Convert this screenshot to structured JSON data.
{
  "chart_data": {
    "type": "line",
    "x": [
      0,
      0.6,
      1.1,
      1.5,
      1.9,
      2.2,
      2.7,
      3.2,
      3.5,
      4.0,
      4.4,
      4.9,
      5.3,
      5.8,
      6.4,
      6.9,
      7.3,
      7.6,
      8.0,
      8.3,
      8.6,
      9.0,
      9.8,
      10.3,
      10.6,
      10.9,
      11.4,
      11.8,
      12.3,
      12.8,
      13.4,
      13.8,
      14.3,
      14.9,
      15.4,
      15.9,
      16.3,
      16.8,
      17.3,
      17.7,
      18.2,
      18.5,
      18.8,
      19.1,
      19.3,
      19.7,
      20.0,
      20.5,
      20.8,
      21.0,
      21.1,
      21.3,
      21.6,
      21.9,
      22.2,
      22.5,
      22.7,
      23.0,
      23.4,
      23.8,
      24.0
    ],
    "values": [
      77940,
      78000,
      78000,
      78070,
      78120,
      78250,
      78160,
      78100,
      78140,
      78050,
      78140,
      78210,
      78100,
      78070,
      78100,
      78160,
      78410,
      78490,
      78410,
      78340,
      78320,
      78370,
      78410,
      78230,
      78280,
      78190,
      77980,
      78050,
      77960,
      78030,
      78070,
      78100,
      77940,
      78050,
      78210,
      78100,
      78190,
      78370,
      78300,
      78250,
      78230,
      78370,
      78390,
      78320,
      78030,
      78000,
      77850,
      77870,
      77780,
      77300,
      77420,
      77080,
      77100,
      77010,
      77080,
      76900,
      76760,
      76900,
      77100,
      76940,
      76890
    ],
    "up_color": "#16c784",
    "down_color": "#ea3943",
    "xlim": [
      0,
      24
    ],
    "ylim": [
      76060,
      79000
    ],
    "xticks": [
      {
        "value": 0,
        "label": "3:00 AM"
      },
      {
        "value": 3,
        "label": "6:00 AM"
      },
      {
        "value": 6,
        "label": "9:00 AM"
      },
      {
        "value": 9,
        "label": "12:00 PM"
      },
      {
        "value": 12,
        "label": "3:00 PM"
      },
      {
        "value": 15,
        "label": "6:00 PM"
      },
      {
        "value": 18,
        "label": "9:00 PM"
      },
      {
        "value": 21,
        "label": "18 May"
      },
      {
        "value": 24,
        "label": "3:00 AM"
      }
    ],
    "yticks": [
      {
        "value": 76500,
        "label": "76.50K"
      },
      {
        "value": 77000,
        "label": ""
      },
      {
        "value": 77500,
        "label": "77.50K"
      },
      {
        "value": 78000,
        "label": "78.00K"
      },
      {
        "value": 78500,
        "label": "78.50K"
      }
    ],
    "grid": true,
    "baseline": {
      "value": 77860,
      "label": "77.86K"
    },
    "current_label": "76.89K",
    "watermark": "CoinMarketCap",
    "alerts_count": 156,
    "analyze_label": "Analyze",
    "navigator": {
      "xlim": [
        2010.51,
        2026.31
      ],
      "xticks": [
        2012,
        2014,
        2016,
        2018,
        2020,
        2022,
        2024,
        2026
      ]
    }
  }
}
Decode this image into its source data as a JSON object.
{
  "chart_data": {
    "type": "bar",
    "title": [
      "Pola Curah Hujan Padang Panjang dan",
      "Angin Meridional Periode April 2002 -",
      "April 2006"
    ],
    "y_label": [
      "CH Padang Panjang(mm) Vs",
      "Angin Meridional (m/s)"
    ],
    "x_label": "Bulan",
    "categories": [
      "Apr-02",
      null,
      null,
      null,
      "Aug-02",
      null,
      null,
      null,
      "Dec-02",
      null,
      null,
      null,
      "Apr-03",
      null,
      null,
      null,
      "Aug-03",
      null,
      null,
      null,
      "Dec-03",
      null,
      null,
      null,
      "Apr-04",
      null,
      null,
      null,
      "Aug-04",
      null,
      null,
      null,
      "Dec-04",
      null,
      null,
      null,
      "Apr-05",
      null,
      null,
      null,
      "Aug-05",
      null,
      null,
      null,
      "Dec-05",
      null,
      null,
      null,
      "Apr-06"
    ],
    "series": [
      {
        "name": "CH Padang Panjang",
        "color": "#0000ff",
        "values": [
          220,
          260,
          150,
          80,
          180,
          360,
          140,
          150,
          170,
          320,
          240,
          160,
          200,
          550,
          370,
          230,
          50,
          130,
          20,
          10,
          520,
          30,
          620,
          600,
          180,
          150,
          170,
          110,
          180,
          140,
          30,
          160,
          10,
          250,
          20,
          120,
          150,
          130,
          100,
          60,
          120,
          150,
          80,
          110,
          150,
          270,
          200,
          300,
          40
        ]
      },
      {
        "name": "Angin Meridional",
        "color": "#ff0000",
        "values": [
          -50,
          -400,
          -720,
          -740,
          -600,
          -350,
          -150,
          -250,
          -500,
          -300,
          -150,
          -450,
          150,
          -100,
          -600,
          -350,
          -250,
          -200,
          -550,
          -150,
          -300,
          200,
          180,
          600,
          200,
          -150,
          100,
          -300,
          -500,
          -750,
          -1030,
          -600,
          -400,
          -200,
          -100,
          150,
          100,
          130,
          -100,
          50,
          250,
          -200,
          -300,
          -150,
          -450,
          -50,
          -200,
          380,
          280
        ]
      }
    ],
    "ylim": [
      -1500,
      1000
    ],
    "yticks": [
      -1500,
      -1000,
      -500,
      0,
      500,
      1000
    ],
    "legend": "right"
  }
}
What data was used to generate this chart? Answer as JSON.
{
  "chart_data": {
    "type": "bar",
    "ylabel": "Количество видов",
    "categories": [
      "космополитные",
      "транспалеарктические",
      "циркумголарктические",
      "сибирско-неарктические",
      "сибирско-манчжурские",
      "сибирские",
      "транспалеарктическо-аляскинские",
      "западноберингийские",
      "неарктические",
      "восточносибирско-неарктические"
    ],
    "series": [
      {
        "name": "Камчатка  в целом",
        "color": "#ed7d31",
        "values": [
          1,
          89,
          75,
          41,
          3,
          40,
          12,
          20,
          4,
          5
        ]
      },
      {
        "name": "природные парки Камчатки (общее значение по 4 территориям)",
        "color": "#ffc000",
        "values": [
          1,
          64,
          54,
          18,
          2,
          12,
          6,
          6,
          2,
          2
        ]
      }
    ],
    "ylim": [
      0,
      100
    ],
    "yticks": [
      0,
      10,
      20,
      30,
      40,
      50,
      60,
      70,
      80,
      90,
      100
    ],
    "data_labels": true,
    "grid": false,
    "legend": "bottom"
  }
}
----
Problem details | Each record above must be given again exactly.

Solution to this problem |
Convert this screenshot to structured JSON data.
{
  "chart_data": {
    "type": "line",
    "x": [
      0,
      0.6,
      1.1,
      1.5,
      1.9,
      2.2,
      2.7,
      3.2,
      3.5,
      4.0,
      4.4,
      4.9,
      5.3,
      5.8,
      6.4,
      6.9,
      7.3,
      7.6,
      8.0,
      8.3,
      8.6,
      9.0,
      9.8,
      10.3,
      10.6,
      10.9,
      11.4,
      11.8,
      12.3,
      12.8,
      13.4,
      13.8,
      14.3,
      14.9,
      15.4,
      15.9,
      16.3,
      16.8,
      17.3,
      17.7,
      18.2,
      18.5,
      18.8,
      19.1,
      19.3,
      19.7,
      20.0,
      20.5,
      20.8,
      21.0,
      21.1,
      21.3,
      21.6,
      21.9,
      22.2,
      22.5,
      22.7,
      23.0,
      23.4,
      23.8,
      24.0
    ],
    "values": [
      77940,
      78000,
      78000,
      78070,
      78120,
      78250,
      78160,
      78100,
      78140,
      78050,
      78140,
      78210,
      78100,
      78070,
      78100,
      78160,
      78410,
      78490,
      78410,
      78340,
      78320,
      78370,
      78410,
      78230,
      78280,
      78190,
      77980,
      78050,
      77960,
      78030,
      78070,
      78100,
      77940,
      78050,
      78210,
      78100,
      78190,
      78370,
      78300,
      78250,
      78230,
      78370,
      78390,
      78320,
      78030,
      78000,
      77850,
      77870,
      77780,
      77300,
      77420,
      77080,
      77100,
      77010,
      77080,
      76900,
      76760,
      76900,
      77100,
      76940,
      76890
    ],
    "up_color": "#16c784",
    "down_color": "#ea3943",
    "xlim": [
      0,
      24
    ],
    "ylim": [
      76060,
      79000
    ],
    "xticks": [
      {
        "value": 0,
        "label": "3:00 AM"
      },
      {
        "value": 3,
        "label": "6:00 AM"
      },
      {
        "value": 6,
        "label": "9:00 AM"
      },
      {
        "value": 9,
        "label": "12:00 PM"
      },
      {
        "value": 12,
        "label": "3:00 PM"
      },
      {
        "value": 15,
        "label": "6:00 PM"
      },
      {
        "value": 18,
        "label": "9:00 PM"
      },
      {
        "value": 21,
        "label": "18 May"
      },
      {
        "value": 24,
        "label": "3:00 AM"
      }
    ],
    "yticks": [
      {
        "value": 76500,
        "label": "76.50K"
      },
      {
        "value": 77000,
        "label": ""
      },
      {
        "value": 77500,
        "label": "77.50K"
      },
      {
        "value": 78000,
        "label": "78.00K"
      },
      {
        "value": 78500,
        "label": "78.50K"
      }
    ],
    "grid": true,
    "baseline": {
      "value": 77860,
      "label": "77.86K"
    },
    "current_label": "76.89K",
    "watermark": "CoinMarketCap",
    "alerts_count": 156,
    "analyze_label": "Analyze",
    "navigator": {
      "xlim": [
        2010.51,
        2026.31
      ],
      "xticks": [
        2012,
        2014,
        2016,
        2018,
        2020,
        2022,
        2024,
        2026
      ]
    }
  }
}
Decode this image into its source data as a JSON object.
{
  "chart_data": {
    "type": "bar",
    "title": [
      "Pola Curah Hujan Padang Panjang dan",
      "Angin Meridional Periode April 2002 -",
      "April 2006"
    ],
    "y_label": [
      "CH Padang Panjang(mm) Vs",
      "Angin Meridional (m/s)"
    ],
    "x_label": "Bulan",
    "categories": [
      "Apr-02",
      null,
      null,
      null,
      "Aug-02",
      null,
      null,
      null,
      "Dec-02",
      null,
      null,
      null,
      "Apr-03",
      null,
      null,
      null,
      "Aug-03",
      null,
      null,
      null,
      "Dec-03",
      null,
      null,
      null,
      "Apr-04",
      null,
      null,
      null,
      "Aug-04",
      null,
      null,
      null,
      "Dec-04",
      null,
      null,
      null,
      "Apr-05",
      null,
      null,
      null,
      "Aug-05",
      null,
      null,
      null,
      "Dec-05",
      null,
      null,
      null,
      "Apr-06"
    ],
    "series": [
      {
        "name": "CH Padang Panjang",
        "color": "#0000ff",
        "values": [
          220,
          260,
          150,
          80,
          180,
          360,
          140,
          150,
          170,
          320,
          240,
          160,
          200,
          550,
          370,
          230,
          50,
          130,
          20,
          10,
          520,
          30,
          620,
          600,
          180,
          150,
          170,
          110,
          180,
          140,
          30,
          160,
          10,
          250,
          20,
          120,
          150,
          130,
          100,
          60,
          120,
          150,
          80,
          110,
          150,
          270,
          200,
          300,
          40
        ]
      },
      {
        "name": "Angin Meridional",
        "color": "#ff0000",
        "values": [
          -50,
          -400,
          -720,
          -740,
          -600,
          -350,
          -150,
          -250,
          -500,
          -300,
          -150,
          -450,
          150,
          -100,
          -600,
          -350,
          -250,
          -200,
          -550,
          -150,
          -300,
          200,
          180,
          600,
          200,
          -150,
          100,
          -300,
          -500,
          -750,
          -1030,
          -600,
          -400,
          -200,
          -100,
          150,
          100,
          130,
          -100,
          50,
          250,
          -200,
          -300,
          -150,
          -450,
          -50,
          -200,
          380,
          280
        ]
      }
    ],
    "ylim": [
      -1500,
      1000
    ],
    "yticks": [
      -1500,
      -1000,
      -500,
      0,
      500,
      1000
    ],
    "legend": "right"
  }
}
What data was used to generate this chart? Answer as JSON.
{
  "chart_data": {
    "type": "bar",
    "ylabel": "Количество видов",
    "categories": [
      "космополитные",
      "транспалеарктические",
      "циркумголарктические",
      "сибирско-неарктические",
      "сибирско-манчжурские",
      "сибирские",
      "транспалеарктическо-аляскинские",
      "западноберингийские",
      "неарктические",
      "восточносибирско-неарктические"
    ],
    "series": [
      {
        "name": "Камчатка  в целом",
        "color": "#ed7d31",
        "values": [
          1,
          89,
          75,
          41,
          3,
          40,
          12,
          20,
          4,
          5
        ]
      },
      {
        "name": "природные парки Камчатки (общее значение по 4 территориям)",
        "color": "#ffc000",
        "values": [
          1,
          64,
          54,
          18,
          2,
          12,
          6,
          6,
          2,
          2
        ]
      }
    ],
    "ylim": [
      0,
      100
    ],
    "yticks": [
      0,
      10,
      20,
      30,
      40,
      50,
      60,
      70,
      80,
      90,
      100
    ],
    "data_labels": true,
    "grid": false,
    "legend": "bottom"
  }
}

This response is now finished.